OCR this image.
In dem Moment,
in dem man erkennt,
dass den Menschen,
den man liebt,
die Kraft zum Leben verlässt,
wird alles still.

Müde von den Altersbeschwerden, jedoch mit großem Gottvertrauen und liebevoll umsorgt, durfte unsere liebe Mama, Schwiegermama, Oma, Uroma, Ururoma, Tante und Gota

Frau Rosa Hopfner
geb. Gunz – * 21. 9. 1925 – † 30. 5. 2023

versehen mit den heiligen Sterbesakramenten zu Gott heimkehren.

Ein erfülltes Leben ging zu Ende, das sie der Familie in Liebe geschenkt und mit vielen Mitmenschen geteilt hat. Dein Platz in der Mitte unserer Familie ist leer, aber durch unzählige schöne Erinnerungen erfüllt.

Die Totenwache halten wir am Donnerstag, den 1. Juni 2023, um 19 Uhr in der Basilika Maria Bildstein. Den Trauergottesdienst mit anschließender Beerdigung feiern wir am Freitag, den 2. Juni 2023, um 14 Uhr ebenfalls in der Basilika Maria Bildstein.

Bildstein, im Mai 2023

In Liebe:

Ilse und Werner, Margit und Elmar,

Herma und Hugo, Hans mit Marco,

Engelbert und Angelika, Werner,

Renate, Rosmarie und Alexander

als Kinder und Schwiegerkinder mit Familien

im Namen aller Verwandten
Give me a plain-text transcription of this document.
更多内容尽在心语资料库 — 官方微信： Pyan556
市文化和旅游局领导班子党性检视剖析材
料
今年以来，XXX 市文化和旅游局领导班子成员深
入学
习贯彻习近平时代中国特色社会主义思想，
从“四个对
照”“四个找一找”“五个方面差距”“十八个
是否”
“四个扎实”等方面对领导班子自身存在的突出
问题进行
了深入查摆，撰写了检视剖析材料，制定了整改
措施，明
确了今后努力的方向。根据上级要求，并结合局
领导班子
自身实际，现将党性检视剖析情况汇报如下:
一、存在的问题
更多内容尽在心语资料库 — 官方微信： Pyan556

+---+

Work instructions – Reply with one number only, the count of lines above that hold the string "Leben".

Output of the exercise – 2